◆ TASK INPUTS:

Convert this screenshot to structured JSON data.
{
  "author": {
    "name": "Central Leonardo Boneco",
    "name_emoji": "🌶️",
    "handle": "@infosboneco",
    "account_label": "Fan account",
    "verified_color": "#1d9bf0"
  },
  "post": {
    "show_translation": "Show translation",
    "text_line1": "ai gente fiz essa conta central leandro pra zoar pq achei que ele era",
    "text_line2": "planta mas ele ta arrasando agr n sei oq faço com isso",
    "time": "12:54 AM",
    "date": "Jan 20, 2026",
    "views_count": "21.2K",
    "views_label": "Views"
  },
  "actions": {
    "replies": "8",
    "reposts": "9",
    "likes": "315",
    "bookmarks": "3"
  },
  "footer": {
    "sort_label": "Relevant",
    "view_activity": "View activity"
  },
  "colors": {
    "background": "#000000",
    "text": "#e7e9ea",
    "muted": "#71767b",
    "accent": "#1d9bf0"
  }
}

◆ CHALLENGE:
Write out all the records above again, exactly as they stand.

◆ OUTPUT BELOW:
Convert this screenshot to structured JSON data.
{
  "author": {
    "name": "Central Leonardo Boneco",
    "name_emoji": "🌶️",
    "handle": "@infosboneco",
    "account_label": "Fan account",
    "verified_color": "#1d9bf0"
  },
  "post": {
    "show_translation": "Show translation",
    "text_line1": "ai gente fiz essa conta central leandro pra zoar pq achei que ele era",
    "text_line2": "planta mas ele ta arrasando agr n sei oq faço com isso",
    "time": "12:54 AM",
    "date": "Jan 20, 2026",
    "views_count": "21.2K",
    "views_label": "Views"
  },
  "actions": {
    "replies": "8",
    "reposts": "9",
    "likes": "315",
    "bookmarks": "3"
  },
  "footer": {
    "sort_label": "Relevant",
    "view_activity": "View activity"
  },
  "colors": {
    "background": "#000000",
    "text": "#e7e9ea",
    "muted": "#71767b",
    "accent": "#1d9bf0"
  }
}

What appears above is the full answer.